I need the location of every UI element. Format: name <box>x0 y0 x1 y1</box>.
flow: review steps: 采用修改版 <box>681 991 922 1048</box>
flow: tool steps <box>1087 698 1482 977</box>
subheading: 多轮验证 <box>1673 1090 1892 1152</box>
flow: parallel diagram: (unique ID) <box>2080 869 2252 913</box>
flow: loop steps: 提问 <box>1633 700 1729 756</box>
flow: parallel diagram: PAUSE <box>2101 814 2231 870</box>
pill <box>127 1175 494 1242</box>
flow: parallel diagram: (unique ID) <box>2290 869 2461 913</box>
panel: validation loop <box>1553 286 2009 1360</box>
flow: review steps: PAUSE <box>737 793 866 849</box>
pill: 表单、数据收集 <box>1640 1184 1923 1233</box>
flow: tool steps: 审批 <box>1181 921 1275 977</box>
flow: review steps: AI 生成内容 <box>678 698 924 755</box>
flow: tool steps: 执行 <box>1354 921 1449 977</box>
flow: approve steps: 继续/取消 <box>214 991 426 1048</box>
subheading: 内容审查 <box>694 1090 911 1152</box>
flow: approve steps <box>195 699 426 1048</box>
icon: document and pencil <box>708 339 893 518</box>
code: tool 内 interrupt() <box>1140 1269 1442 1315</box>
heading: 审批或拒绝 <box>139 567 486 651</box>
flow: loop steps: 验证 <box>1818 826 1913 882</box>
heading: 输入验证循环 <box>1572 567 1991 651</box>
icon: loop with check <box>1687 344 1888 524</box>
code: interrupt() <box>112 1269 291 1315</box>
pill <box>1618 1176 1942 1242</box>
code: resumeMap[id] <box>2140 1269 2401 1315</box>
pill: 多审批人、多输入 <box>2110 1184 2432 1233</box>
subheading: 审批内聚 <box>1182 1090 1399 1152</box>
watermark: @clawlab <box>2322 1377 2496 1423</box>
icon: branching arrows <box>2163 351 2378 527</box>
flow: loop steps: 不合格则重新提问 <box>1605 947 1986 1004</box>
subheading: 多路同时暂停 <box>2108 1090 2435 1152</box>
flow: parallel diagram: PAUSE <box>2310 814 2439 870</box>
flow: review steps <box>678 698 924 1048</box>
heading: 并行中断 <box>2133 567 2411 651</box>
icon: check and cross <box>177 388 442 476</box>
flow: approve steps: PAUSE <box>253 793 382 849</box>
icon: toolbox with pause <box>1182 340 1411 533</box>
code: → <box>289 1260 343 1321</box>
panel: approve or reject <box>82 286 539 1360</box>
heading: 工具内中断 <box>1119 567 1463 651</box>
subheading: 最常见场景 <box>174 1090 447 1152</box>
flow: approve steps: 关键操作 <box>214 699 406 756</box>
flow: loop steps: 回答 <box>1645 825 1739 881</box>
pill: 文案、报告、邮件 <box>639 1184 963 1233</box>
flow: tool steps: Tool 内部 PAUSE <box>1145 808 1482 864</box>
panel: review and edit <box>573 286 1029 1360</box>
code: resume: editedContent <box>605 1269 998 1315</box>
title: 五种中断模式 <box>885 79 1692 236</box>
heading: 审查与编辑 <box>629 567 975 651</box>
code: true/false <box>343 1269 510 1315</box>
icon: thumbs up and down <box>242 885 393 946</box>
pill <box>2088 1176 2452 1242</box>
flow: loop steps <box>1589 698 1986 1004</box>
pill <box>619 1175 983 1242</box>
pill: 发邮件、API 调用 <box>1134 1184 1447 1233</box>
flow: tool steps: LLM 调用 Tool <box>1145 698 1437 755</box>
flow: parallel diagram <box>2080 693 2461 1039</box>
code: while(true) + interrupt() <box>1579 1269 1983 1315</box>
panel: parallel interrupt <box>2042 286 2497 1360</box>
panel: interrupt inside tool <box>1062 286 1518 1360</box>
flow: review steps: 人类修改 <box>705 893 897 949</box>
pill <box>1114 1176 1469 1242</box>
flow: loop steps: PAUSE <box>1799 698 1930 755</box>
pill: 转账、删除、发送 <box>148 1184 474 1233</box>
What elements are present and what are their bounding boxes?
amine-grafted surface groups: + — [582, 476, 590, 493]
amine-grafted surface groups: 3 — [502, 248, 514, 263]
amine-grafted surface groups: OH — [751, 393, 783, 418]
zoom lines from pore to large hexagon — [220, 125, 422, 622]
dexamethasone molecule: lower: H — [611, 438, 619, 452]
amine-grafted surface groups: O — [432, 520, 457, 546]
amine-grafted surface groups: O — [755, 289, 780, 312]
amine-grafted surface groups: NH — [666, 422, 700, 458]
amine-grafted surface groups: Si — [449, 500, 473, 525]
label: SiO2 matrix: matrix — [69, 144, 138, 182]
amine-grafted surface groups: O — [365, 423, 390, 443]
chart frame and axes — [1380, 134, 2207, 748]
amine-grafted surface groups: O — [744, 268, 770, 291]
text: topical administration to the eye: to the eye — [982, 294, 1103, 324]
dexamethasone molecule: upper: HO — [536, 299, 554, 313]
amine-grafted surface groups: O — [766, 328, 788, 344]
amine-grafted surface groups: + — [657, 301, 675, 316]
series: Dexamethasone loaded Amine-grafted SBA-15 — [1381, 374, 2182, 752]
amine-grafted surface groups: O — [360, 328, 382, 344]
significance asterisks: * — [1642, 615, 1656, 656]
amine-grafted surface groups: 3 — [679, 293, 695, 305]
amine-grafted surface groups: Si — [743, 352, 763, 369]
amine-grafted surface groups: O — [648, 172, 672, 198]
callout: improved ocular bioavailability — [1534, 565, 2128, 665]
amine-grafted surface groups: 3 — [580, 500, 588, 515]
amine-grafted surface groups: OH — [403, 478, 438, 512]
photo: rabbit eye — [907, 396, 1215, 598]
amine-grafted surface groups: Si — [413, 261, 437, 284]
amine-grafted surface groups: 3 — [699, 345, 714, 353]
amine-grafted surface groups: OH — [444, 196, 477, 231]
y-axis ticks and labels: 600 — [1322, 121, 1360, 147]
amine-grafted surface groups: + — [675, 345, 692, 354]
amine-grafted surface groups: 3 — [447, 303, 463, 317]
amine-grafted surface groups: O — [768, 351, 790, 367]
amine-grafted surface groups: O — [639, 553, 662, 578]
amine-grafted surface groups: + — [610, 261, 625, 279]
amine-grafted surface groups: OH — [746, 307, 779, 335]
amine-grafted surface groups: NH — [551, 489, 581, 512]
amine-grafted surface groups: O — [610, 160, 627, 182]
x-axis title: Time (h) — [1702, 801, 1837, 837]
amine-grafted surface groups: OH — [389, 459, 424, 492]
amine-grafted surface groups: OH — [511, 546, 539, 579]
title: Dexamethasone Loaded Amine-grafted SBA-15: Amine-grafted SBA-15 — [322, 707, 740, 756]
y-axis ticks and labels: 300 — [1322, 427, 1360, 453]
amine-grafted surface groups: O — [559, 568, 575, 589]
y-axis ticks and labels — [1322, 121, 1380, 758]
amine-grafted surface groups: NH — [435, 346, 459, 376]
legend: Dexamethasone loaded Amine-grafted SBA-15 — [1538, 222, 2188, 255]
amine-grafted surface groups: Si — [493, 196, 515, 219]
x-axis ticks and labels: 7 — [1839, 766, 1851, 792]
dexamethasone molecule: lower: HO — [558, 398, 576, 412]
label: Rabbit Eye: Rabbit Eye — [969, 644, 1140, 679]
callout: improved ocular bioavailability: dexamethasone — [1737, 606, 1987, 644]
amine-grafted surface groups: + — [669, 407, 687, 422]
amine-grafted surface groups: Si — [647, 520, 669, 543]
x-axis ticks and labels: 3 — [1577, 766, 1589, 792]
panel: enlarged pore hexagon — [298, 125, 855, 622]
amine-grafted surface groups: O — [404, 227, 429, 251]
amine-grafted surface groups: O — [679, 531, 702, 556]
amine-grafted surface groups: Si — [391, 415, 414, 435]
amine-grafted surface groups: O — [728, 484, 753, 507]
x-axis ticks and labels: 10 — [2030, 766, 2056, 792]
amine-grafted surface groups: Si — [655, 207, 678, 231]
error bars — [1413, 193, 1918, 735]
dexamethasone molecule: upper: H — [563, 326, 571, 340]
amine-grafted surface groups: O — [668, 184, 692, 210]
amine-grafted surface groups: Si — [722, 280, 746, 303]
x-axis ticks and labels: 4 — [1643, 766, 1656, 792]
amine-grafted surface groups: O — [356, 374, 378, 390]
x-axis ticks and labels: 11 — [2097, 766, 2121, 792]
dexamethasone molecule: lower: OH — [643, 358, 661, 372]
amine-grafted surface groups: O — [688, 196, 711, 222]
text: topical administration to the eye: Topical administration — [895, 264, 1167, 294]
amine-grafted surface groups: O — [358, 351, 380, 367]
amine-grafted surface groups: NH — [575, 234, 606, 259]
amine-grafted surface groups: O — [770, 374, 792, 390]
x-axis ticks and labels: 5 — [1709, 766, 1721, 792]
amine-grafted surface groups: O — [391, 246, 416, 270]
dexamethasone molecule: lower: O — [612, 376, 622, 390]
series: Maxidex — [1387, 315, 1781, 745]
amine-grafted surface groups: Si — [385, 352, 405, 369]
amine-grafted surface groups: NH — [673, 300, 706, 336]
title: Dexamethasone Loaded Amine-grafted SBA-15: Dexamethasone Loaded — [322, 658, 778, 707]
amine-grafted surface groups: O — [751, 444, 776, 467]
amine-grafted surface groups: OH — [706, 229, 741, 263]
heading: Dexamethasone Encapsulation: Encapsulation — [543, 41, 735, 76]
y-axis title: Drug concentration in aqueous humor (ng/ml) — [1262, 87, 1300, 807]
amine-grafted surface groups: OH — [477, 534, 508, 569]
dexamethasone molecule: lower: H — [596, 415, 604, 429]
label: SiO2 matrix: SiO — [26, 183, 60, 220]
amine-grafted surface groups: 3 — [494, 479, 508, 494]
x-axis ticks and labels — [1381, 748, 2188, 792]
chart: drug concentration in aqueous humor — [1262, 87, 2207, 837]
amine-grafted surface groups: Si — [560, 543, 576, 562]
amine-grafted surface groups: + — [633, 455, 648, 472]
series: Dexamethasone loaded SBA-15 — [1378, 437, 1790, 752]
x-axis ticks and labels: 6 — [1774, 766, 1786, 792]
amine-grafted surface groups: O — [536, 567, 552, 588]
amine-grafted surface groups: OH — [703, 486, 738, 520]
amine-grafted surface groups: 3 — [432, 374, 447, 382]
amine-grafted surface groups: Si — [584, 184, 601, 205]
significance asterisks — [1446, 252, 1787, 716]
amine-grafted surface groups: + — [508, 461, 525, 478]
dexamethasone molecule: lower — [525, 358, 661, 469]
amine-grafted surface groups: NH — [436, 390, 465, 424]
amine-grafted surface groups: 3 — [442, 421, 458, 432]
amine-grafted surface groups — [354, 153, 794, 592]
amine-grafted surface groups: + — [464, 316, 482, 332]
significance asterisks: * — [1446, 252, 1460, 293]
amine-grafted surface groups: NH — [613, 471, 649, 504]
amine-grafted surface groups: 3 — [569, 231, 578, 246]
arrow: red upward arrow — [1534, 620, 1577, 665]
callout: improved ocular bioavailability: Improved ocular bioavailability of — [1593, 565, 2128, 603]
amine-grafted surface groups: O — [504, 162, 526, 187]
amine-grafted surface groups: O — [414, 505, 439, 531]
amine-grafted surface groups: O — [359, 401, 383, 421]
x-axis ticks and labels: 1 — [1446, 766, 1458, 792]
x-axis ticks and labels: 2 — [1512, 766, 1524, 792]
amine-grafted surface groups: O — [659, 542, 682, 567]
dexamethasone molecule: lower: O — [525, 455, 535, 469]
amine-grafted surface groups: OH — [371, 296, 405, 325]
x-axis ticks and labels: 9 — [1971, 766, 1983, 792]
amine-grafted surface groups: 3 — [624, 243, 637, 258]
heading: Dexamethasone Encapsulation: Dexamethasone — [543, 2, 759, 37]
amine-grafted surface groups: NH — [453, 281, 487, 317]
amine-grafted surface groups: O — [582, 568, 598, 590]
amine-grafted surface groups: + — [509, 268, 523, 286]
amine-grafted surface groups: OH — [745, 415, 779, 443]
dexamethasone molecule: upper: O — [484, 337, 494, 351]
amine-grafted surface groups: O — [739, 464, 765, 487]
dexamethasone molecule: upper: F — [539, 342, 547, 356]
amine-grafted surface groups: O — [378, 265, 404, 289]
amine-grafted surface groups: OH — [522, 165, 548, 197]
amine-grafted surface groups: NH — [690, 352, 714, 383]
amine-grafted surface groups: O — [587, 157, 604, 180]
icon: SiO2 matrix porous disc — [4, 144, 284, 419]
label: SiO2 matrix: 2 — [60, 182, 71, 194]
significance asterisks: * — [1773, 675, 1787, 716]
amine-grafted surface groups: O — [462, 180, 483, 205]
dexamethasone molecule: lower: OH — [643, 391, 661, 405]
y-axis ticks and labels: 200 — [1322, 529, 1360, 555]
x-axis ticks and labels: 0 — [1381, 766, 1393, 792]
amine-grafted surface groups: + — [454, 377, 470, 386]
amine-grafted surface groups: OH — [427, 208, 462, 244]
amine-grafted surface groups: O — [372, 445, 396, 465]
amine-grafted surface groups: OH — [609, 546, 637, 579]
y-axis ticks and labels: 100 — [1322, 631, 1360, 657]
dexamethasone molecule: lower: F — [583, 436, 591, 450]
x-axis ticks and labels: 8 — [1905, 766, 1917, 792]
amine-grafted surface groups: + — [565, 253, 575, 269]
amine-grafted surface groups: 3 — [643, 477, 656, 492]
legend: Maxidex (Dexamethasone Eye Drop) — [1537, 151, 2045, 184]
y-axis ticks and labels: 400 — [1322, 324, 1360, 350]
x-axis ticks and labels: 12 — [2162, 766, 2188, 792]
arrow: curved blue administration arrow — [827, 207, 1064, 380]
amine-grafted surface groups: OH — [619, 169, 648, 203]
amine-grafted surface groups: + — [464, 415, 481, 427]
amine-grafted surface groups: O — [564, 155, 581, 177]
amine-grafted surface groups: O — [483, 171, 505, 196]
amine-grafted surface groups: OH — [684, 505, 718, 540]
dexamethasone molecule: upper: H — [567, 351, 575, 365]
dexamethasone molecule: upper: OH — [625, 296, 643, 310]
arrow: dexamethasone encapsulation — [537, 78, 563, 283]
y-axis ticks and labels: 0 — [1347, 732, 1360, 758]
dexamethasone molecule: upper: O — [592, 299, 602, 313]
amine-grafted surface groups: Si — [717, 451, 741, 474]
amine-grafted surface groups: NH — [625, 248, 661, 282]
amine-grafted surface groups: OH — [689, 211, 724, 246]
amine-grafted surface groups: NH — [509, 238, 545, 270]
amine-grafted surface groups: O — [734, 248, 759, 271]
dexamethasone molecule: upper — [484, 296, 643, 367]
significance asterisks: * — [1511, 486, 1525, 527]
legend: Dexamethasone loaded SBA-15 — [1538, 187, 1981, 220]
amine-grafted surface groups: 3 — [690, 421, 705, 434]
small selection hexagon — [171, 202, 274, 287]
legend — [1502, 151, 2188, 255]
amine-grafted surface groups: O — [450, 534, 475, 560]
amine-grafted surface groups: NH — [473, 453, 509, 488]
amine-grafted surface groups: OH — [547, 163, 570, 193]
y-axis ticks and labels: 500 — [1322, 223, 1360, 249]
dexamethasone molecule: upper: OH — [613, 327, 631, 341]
------------
▶ **Exercise prompt**
How many lines in the material above contain the string "parallel", matching case exactly? Tally them and reply with the number alone.

▶ **Task output**
6